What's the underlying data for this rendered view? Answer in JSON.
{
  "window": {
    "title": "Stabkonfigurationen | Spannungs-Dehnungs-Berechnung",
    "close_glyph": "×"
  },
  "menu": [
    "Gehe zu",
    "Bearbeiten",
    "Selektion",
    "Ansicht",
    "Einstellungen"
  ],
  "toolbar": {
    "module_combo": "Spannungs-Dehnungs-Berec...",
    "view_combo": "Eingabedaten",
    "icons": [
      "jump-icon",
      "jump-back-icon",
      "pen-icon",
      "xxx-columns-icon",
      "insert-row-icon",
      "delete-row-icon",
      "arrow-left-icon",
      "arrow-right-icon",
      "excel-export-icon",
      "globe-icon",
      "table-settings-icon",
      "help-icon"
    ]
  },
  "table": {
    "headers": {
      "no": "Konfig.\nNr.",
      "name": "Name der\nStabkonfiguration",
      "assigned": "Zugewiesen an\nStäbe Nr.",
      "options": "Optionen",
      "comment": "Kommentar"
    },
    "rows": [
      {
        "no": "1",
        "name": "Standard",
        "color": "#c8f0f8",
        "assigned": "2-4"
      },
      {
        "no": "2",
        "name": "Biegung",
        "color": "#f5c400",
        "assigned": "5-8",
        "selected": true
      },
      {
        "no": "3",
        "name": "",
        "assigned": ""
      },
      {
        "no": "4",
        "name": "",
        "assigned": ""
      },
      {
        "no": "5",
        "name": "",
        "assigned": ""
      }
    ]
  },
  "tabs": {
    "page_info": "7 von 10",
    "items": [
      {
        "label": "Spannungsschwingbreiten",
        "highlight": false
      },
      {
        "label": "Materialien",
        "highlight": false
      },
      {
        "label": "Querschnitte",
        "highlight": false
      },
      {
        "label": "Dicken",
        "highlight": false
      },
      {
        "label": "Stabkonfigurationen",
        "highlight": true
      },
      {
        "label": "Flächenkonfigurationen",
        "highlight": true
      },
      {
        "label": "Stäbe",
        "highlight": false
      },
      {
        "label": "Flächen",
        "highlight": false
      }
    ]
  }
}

__OBJECTIVE__
Count how many lines above include the word "Dehnungs" and answer with that figure only.

__RESPONSE FOR THIS EXERCISE__
2